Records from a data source
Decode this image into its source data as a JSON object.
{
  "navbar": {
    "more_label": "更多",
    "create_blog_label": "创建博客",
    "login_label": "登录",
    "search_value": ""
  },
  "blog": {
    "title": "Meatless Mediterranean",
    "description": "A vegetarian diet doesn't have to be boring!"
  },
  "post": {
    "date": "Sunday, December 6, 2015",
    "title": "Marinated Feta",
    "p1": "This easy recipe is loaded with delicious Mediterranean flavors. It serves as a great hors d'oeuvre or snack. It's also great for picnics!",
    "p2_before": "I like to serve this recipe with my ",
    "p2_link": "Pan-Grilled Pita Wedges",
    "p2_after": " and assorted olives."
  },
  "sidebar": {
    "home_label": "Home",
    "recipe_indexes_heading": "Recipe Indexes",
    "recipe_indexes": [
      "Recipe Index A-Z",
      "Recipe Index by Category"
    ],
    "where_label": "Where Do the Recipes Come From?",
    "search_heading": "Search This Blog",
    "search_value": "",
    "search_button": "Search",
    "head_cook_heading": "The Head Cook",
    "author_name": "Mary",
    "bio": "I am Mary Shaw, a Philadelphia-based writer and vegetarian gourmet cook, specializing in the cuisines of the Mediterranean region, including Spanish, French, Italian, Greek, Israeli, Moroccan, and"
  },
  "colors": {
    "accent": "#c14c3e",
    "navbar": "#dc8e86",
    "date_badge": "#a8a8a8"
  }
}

**What is being asked**
List each line of the entries that holds the string "with".

**Finished answer**
    "p1": "This easy recipe is loaded with delicious Mediterranean flavors. It serves as a great hors d'oeuvre or snack. It's also great for picnics!",
    "p2_before": "I like to serve this recipe with my ",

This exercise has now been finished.